Set task: Pick out all lines with the word "JSON" from the records that follow.

Supplied data:
::::::

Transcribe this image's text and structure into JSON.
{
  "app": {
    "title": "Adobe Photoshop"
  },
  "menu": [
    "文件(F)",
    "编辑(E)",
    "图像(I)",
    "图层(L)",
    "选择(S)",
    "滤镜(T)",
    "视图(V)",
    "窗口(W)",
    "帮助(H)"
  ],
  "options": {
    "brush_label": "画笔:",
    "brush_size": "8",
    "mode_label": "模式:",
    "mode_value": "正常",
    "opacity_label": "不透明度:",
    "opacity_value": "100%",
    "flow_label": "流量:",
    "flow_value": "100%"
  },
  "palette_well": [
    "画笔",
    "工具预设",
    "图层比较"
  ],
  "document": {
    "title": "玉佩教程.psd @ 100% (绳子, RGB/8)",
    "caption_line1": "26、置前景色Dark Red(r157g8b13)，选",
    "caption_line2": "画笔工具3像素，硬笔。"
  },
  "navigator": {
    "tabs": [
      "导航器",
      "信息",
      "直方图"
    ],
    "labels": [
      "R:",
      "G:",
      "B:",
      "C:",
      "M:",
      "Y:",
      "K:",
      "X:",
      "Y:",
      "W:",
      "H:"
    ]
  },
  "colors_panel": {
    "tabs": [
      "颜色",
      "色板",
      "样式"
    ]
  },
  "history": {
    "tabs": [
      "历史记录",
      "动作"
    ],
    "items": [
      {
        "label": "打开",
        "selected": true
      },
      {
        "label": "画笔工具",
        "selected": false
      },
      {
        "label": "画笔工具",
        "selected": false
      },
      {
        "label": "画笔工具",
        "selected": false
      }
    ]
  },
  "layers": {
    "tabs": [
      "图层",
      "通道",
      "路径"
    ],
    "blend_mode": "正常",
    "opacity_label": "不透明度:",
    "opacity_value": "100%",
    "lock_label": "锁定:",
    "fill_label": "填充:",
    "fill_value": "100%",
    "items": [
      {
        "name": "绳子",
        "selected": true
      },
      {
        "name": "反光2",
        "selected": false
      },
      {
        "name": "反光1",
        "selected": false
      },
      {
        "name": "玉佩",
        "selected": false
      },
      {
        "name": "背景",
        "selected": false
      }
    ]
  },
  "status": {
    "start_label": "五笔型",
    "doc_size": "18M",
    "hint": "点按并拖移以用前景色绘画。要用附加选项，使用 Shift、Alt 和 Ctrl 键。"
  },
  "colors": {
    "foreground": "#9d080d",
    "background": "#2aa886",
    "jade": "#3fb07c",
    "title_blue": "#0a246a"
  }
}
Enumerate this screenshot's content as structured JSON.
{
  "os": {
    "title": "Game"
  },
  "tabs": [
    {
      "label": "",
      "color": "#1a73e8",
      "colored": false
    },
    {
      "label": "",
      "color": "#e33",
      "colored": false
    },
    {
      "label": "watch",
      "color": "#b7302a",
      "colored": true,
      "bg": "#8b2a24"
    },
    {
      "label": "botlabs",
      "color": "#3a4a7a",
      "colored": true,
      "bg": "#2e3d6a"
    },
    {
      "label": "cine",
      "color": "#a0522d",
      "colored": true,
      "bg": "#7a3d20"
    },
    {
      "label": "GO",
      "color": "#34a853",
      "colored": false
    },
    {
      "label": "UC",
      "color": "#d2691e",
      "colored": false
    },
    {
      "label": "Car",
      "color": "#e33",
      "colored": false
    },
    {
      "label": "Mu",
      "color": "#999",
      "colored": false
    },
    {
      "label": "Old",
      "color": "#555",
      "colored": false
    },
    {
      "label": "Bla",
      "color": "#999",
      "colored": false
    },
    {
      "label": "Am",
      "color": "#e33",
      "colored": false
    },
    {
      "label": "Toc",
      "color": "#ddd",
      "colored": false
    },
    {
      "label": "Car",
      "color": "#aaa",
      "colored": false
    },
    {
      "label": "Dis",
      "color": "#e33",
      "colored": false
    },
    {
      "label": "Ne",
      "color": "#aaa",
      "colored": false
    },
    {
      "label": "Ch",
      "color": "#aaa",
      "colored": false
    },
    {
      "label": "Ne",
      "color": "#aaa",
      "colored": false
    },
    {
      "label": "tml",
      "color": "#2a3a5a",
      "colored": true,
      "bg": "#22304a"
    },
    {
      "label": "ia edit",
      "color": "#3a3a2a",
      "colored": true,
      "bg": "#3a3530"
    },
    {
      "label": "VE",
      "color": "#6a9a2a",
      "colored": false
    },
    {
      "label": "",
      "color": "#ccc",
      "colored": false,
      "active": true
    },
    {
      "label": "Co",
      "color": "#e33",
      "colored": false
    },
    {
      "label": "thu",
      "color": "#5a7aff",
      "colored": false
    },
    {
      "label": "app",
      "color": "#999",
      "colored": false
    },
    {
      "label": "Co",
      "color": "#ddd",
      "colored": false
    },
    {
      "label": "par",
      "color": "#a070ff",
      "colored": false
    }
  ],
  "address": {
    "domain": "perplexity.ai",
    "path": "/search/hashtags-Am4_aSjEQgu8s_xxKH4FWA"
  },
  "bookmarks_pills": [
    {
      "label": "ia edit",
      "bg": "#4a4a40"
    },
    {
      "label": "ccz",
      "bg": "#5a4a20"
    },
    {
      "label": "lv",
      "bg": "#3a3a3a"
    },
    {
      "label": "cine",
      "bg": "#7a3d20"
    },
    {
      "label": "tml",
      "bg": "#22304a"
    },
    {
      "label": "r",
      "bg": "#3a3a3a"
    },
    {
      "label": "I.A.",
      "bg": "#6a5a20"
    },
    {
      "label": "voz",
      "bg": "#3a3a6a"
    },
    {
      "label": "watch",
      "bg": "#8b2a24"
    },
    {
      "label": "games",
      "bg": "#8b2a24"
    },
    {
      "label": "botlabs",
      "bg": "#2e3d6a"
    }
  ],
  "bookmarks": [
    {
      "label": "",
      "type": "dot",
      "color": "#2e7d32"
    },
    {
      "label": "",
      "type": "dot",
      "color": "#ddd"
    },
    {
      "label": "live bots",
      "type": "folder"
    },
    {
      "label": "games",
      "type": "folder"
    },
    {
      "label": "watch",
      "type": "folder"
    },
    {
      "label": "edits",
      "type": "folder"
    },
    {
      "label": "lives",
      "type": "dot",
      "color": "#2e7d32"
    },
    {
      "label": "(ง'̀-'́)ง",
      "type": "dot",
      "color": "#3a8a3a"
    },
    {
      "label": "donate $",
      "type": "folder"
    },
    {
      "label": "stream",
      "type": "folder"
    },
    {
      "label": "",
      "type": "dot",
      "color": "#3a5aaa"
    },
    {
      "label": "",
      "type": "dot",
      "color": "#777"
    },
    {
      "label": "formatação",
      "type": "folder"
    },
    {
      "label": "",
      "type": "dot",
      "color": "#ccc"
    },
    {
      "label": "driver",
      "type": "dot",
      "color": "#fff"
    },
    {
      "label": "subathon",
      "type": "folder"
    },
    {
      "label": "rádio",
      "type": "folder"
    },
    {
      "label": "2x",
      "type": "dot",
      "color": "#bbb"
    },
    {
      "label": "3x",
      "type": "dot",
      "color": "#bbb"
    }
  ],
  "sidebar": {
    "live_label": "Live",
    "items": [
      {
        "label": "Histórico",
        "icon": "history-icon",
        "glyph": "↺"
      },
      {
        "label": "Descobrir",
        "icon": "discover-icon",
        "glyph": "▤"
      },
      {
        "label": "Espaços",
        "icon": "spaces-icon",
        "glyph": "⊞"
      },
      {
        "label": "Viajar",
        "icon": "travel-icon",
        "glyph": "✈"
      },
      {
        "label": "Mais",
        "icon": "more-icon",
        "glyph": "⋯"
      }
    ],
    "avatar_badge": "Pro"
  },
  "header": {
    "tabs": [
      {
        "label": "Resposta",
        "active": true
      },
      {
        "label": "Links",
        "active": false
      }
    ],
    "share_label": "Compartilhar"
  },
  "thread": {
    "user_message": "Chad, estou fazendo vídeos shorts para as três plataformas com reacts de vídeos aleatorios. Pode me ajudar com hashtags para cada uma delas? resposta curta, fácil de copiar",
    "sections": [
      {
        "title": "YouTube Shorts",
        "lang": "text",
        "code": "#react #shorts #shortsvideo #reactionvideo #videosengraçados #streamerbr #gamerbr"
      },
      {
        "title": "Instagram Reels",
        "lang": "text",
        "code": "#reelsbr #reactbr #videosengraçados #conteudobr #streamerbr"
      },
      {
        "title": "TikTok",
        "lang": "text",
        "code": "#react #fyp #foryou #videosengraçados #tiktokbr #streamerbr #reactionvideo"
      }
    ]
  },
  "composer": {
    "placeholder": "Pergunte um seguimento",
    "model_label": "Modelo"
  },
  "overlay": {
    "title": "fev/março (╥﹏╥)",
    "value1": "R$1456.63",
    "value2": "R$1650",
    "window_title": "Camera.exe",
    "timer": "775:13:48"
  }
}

::::::

Solution:
Transcribe this image's text and structure into JSON.
Enumerate this screenshot's content as structured JSON.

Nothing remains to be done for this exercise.